_GIVEN PROBLEM_.
State only how many lines of the data below contain the string `ticks`.

_Records from a data collection_.

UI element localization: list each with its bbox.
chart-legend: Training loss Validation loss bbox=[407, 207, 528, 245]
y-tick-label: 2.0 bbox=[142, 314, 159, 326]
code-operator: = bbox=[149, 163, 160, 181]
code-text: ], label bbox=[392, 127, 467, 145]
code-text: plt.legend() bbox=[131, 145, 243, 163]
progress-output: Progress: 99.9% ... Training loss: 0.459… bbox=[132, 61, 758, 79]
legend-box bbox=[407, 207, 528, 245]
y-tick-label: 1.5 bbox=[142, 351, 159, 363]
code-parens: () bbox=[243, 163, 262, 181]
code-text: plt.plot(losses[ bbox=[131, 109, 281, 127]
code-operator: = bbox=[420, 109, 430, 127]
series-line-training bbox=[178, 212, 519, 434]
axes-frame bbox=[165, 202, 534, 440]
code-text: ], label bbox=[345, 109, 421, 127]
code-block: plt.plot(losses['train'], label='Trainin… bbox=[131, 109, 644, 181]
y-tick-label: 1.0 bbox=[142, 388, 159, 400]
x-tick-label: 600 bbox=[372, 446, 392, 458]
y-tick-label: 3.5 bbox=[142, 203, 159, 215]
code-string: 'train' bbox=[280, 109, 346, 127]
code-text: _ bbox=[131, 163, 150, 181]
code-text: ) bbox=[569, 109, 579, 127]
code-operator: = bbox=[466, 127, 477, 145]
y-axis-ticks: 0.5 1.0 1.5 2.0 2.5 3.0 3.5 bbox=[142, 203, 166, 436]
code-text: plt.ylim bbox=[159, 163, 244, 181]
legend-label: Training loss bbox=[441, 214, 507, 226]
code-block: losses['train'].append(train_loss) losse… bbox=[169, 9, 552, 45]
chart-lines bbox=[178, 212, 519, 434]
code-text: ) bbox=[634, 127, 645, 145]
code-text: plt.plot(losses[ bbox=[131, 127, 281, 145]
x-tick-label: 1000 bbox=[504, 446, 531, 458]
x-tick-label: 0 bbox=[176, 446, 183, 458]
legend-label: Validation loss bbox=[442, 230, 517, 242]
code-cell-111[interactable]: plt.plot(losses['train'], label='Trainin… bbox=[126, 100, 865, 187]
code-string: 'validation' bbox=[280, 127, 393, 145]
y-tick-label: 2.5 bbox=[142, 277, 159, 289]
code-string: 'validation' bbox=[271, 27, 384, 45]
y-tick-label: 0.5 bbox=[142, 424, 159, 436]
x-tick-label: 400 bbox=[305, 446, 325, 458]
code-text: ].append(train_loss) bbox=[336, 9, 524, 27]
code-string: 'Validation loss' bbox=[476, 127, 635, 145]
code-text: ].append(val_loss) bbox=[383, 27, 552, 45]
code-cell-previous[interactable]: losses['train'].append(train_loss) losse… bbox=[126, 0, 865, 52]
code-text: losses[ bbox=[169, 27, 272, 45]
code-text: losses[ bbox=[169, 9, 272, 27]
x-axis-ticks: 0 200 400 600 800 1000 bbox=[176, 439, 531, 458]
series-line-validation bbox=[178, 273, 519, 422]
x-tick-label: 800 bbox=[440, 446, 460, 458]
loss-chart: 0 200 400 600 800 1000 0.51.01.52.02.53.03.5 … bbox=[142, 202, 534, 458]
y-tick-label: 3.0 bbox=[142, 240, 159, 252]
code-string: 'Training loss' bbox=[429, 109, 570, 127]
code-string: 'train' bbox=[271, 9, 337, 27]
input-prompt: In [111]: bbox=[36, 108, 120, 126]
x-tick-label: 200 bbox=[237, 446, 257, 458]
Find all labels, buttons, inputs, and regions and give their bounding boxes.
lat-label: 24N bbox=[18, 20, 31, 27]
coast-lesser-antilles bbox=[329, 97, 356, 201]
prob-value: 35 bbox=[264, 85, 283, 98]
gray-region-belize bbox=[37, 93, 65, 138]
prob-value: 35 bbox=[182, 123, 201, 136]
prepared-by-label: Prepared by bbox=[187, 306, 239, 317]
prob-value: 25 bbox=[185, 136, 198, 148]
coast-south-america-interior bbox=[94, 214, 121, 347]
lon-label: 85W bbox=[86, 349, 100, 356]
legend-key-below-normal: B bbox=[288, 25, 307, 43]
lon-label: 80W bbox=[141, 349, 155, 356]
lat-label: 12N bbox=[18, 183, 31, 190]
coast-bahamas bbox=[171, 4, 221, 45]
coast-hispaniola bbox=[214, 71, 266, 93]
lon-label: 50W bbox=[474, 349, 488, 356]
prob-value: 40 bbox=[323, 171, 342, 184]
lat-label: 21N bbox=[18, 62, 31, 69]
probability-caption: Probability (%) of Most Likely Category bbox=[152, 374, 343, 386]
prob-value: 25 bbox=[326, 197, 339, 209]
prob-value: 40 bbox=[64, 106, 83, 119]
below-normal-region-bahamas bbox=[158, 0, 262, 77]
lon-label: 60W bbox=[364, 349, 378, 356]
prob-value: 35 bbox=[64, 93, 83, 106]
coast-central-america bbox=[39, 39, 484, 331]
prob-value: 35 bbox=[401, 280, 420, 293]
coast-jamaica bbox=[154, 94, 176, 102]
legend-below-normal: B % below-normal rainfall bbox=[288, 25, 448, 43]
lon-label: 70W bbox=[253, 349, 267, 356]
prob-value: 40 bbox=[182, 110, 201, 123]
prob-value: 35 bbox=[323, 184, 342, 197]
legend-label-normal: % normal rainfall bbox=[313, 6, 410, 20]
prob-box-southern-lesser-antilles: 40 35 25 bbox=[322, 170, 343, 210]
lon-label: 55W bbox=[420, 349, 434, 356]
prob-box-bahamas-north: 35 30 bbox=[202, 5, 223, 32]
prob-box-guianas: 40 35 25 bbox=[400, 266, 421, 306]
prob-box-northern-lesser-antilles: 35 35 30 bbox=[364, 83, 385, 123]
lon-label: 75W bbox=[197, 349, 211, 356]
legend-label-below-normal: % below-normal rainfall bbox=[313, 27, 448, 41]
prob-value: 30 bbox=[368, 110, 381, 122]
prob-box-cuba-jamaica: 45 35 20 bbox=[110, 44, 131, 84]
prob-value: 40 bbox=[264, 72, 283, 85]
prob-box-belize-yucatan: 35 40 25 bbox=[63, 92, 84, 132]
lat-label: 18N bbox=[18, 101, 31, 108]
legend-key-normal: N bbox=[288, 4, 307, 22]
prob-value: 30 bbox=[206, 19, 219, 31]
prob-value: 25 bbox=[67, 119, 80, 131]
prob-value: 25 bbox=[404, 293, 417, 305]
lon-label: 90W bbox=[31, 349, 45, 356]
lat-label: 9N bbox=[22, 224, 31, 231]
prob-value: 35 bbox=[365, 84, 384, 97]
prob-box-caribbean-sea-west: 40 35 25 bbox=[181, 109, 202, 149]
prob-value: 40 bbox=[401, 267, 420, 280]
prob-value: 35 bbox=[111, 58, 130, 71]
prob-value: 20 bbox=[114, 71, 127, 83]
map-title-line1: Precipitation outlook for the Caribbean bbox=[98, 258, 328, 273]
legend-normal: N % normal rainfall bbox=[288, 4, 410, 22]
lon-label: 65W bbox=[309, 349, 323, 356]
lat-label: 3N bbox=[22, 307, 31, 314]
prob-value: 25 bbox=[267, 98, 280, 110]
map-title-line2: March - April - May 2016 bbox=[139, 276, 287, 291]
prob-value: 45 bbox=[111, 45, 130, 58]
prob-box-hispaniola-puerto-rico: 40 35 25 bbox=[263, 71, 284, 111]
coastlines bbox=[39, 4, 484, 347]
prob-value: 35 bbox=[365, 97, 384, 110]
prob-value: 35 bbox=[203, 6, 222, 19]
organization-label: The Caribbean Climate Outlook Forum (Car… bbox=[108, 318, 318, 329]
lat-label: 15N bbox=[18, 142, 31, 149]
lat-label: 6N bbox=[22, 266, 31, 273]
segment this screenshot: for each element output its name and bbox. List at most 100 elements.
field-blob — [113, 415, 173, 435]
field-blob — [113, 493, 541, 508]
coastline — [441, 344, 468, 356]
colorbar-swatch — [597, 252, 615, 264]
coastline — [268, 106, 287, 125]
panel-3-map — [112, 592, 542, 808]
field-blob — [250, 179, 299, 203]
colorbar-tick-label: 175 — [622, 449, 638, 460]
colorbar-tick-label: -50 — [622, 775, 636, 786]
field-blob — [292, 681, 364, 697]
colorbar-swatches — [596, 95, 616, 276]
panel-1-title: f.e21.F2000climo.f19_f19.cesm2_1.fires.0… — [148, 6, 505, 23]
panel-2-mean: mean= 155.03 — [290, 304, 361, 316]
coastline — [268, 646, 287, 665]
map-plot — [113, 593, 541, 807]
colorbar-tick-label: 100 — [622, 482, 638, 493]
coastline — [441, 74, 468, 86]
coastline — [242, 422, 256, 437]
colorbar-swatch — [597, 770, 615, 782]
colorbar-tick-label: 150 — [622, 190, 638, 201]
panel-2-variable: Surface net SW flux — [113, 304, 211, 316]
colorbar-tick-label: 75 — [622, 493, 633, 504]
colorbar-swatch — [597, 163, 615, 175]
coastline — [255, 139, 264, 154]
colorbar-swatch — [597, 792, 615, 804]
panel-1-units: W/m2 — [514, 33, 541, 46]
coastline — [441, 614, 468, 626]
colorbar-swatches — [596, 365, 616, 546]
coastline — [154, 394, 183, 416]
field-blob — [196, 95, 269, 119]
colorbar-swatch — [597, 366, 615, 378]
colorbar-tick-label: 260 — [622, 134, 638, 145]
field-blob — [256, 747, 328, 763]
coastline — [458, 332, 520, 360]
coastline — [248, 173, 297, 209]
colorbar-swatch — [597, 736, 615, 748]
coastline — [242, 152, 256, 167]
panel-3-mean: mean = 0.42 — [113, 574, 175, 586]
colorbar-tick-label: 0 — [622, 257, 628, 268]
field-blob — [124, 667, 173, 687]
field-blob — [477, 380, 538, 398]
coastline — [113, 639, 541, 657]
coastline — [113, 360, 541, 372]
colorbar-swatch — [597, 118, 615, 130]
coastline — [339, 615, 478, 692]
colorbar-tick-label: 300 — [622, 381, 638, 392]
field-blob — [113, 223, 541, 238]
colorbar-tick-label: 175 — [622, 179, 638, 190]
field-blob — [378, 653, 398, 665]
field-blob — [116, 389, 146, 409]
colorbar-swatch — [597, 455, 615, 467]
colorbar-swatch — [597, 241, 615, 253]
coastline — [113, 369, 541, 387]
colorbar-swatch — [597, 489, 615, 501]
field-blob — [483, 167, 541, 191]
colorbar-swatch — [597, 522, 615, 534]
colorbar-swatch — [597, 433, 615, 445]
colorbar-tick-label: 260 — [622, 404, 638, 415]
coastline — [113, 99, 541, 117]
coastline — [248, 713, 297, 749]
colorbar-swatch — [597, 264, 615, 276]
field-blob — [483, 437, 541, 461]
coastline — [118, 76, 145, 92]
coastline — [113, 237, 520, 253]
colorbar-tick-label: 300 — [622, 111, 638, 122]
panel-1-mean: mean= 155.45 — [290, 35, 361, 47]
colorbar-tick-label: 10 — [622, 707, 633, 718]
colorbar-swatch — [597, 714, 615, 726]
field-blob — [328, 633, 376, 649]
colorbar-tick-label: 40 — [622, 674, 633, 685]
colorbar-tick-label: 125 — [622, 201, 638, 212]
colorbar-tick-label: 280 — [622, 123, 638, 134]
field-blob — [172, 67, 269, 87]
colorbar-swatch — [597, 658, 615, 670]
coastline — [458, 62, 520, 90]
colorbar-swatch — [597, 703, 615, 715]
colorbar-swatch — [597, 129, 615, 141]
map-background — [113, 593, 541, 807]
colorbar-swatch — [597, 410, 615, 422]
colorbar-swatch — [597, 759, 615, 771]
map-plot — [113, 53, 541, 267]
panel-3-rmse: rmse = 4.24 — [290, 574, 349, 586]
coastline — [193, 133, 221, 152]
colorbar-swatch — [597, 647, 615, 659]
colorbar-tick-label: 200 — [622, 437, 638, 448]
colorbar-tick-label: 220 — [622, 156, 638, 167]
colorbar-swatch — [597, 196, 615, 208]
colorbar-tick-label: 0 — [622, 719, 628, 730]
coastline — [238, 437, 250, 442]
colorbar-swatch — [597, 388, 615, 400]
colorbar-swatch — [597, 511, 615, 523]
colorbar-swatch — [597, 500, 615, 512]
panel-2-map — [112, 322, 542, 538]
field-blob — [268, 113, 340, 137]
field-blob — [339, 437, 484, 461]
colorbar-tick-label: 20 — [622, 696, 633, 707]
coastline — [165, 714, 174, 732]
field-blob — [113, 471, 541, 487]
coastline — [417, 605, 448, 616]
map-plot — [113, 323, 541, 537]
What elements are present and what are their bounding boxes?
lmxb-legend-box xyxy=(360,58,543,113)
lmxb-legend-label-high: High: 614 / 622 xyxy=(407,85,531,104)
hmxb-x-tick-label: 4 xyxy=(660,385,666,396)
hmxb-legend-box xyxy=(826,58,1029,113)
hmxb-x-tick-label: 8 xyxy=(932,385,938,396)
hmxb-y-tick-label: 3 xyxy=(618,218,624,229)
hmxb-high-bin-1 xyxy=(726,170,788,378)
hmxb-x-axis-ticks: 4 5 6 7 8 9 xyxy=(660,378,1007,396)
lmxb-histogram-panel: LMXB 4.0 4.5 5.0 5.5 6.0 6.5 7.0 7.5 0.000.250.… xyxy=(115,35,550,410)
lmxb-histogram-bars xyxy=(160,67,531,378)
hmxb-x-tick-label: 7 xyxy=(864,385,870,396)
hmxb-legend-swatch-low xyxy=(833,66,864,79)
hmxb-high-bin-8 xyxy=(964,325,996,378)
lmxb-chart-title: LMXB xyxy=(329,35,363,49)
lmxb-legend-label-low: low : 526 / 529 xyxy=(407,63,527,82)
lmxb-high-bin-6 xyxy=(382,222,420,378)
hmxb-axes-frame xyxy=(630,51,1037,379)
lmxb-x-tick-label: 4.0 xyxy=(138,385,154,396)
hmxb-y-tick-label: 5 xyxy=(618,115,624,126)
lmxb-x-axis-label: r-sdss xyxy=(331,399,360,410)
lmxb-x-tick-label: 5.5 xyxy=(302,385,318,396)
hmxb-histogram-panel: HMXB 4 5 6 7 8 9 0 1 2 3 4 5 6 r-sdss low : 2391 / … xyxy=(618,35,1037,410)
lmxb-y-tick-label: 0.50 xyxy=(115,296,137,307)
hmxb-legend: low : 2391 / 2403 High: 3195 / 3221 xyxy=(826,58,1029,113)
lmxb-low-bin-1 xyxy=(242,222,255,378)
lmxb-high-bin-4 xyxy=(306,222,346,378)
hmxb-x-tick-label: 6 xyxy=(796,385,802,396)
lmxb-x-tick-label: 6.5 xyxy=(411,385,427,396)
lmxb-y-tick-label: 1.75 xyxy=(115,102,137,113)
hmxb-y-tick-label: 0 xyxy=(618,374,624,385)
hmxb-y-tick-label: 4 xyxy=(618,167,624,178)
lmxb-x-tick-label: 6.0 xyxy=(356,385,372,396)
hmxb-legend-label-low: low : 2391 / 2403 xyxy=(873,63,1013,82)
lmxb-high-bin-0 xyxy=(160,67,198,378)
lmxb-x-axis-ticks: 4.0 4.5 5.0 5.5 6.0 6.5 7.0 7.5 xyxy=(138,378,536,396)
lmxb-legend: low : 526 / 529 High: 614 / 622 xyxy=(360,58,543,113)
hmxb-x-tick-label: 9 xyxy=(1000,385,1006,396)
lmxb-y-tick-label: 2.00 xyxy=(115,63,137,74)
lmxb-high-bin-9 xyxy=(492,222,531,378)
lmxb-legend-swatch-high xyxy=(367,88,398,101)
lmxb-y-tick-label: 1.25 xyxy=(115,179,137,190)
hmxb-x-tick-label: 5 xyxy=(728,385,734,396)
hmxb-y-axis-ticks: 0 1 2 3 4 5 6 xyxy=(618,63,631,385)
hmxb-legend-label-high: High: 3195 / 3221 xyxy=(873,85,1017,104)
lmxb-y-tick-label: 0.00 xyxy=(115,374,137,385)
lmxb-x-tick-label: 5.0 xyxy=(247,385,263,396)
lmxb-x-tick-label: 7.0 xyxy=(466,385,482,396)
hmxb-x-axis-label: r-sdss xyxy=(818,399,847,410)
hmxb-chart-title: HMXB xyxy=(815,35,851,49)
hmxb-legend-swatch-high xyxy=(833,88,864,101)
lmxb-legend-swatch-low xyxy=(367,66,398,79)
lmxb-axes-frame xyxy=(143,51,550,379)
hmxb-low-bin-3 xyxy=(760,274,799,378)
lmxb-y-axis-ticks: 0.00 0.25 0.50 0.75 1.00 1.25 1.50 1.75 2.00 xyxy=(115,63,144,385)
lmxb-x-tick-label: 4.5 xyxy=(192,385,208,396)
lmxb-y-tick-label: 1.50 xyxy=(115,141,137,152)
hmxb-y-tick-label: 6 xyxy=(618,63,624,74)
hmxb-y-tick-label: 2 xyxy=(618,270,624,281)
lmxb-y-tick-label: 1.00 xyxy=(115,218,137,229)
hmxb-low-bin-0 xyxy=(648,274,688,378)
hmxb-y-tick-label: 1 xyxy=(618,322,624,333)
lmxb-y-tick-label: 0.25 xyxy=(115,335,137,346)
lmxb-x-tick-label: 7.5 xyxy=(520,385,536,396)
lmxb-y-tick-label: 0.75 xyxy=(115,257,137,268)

_FULL RESPONSE_.
6